▸ **Exercise description**
Exactly reproduce the lines that follow.

======== Provided information ========

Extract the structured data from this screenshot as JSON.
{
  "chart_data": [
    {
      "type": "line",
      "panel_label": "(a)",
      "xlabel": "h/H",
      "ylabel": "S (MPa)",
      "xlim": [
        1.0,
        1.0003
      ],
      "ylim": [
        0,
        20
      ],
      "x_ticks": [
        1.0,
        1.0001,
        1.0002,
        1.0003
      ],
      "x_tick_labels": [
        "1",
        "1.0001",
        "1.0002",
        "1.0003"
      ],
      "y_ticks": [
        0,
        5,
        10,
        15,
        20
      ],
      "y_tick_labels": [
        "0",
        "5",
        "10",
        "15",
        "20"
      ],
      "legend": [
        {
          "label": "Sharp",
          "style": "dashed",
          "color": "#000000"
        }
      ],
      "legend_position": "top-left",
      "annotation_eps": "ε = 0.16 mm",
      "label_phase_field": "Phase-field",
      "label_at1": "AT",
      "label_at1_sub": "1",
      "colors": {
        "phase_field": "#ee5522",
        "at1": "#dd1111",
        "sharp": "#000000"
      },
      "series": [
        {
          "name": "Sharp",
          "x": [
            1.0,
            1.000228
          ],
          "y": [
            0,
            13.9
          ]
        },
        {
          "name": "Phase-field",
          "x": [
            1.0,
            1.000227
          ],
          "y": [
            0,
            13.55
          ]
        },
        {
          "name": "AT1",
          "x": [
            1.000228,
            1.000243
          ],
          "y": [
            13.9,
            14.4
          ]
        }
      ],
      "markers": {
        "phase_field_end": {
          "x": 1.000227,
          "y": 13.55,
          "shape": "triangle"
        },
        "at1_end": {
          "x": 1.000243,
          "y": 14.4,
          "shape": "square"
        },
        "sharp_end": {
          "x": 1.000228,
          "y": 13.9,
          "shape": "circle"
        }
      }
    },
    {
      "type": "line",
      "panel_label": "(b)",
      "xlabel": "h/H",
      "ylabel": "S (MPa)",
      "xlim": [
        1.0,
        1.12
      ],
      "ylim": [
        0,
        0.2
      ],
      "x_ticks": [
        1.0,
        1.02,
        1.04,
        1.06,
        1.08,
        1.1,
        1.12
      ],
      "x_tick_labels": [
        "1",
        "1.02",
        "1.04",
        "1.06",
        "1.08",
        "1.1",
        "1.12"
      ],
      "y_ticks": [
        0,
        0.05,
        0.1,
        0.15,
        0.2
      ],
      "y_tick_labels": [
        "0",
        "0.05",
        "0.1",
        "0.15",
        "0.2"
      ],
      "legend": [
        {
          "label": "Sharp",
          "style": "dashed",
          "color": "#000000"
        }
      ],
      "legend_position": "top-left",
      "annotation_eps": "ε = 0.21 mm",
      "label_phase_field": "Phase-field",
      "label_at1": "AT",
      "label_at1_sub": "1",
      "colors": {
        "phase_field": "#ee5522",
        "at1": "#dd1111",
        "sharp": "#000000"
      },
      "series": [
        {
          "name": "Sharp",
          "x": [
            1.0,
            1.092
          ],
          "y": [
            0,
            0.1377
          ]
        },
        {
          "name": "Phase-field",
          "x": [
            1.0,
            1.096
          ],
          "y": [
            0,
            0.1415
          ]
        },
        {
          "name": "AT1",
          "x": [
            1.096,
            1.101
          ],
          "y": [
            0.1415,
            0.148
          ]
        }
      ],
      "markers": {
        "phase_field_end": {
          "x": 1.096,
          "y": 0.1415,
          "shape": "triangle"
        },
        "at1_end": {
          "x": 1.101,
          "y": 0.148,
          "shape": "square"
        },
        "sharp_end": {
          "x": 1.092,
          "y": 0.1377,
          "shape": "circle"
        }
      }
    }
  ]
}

========

▸ **The answer**
Extract the structured data from this screenshot as JSON.
{
  "chart_data": [
    {
      "type": "line",
      "panel_label": "(a)",
      "xlabel": "h/H",
      "ylabel": "S (MPa)",
      "xlim": [
        1.0,
        1.0003
      ],
      "ylim": [
        0,
        20
      ],
      "x_ticks": [
        1.0,
        1.0001,
        1.0002,
        1.0003
      ],
      "x_tick_labels": [
        "1",
        "1.0001",
        "1.0002",
        "1.0003"
      ],
      "y_ticks": [
        0,
        5,
        10,
        15,
        20
      ],
      "y_tick_labels": [
        "0",
        "5",
        "10",
        "15",
        "20"
      ],
      "legend": [
        {
          "label": "Sharp",
          "style": "dashed",
          "color": "#000000"
        }
      ],
      "legend_position": "top-left",
      "annotation_eps": "ε = 0.16 mm",
      "label_phase_field": "Phase-field",
      "label_at1": "AT",
      "label_at1_sub": "1",
      "colors": {
        "phase_field": "#ee5522",
        "at1": "#dd1111",
        "sharp": "#000000"
      },
      "series": [
        {
          "name": "Sharp",
          "x": [
            1.0,
            1.000228
          ],
          "y": [
            0,
            13.9
          ]
        },
        {
          "name": "Phase-field",
          "x": [
            1.0,
            1.000227
          ],
          "y": [
            0,
            13.55
          ]
        },
        {
          "name": "AT1",
          "x": [
            1.000228,
            1.000243
          ],
          "y": [
            13.9,
            14.4
          ]
        }
      ],
      "markers": {
        "phase_field_end": {
          "x": 1.000227,
          "y": 13.55,
          "shape": "triangle"
        },
        "at1_end": {
          "x": 1.000243,
          "y": 14.4,
          "shape": "square"
        },
        "sharp_end": {
          "x": 1.000228,
          "y": 13.9,
          "shape": "circle"
        }
      }
    },
    {
      "type": "line",
      "panel_label": "(b)",
      "xlabel": "h/H",
      "ylabel": "S (MPa)",
      "xlim": [
        1.0,
        1.12
      ],
      "ylim": [
        0,
        0.2
      ],
      "x_ticks": [
        1.0,
        1.02,
        1.04,
        1.06,
        1.08,
        1.1,
        1.12
      ],
      "x_tick_labels": [
        "1",
        "1.02",
        "1.04",
        "1.06",
        "1.08",
        "1.1",
        "1.12"
      ],
      "y_ticks": [
        0,
        0.05,
        0.1,
        0.15,
        0.2
      ],
      "y_tick_labels": [
        "0",
        "0.05",
        "0.1",
        "0.15",
        "0.2"
      ],
      "legend": [
        {
          "label": "Sharp",
          "style": "dashed",
          "color": "#000000"
        }
      ],
      "legend_position": "top-left",
      "annotation_eps": "ε = 0.21 mm",
      "label_phase_field": "Phase-field",
      "label_at1": "AT",
      "label_at1_sub": "1",
      "colors": {
        "phase_field": "#ee5522",
        "at1": "#dd1111",
        "sharp": "#000000"
      },
      "series": [
        {
          "name": "Sharp",
          "x": [
            1.0,
            1.092
          ],
          "y": [
            0,
            0.1377
          ]
        },
        {
          "name": "Phase-field",
          "x": [
            1.0,
            1.096
          ],
          "y": [
            0,
            0.1415
          ]
        },
        {
          "name": "AT1",
          "x": [
            1.096,
            1.101
          ],
          "y": [
            0.1415,
            0.148
          ]
        }
      ],
      "markers": {
        "phase_field_end": {
          "x": 1.096,
          "y": 0.1415,
          "shape": "triangle"
        },
        "at1_end": {
          "x": 1.101,
          "y": 0.148,
          "shape": "square"
        },
        "sharp_end": {
          "x": 1.092,
          "y": 0.1377,
          "shape": "circle"
        }
      }
    }
  ]
}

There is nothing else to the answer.